● **Short task**
Search the listing for "Strasbourg" and copy every line where it appears.

● **Input material**
-=-=-

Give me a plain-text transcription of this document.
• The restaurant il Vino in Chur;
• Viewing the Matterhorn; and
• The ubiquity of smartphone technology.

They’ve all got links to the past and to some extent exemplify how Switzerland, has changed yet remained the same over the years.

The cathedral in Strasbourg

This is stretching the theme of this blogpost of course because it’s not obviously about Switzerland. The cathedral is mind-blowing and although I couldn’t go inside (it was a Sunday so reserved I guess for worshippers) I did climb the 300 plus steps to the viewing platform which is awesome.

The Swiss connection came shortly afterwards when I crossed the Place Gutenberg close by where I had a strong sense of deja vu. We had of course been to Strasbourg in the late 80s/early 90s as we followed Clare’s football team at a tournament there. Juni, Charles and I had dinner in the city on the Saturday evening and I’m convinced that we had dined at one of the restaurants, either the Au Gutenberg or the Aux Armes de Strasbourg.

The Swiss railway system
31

-=-=-

● **Solution**
The cathedral in Strasbourg
The Swiss connection came shortly afterwards when I crossed the Place Gutenberg close by where I had a strong sense of deja vu. We had of course been to Strasbourg in the late 80s/early 90s as we followed Clare’s football team at a tournament there. Juni, Charles and I had dinner in the city on the Saturday evening and I’m convinced that we had dined at one of the restaurants, either the Au Gutenberg or the Aux Armes de Strasbourg.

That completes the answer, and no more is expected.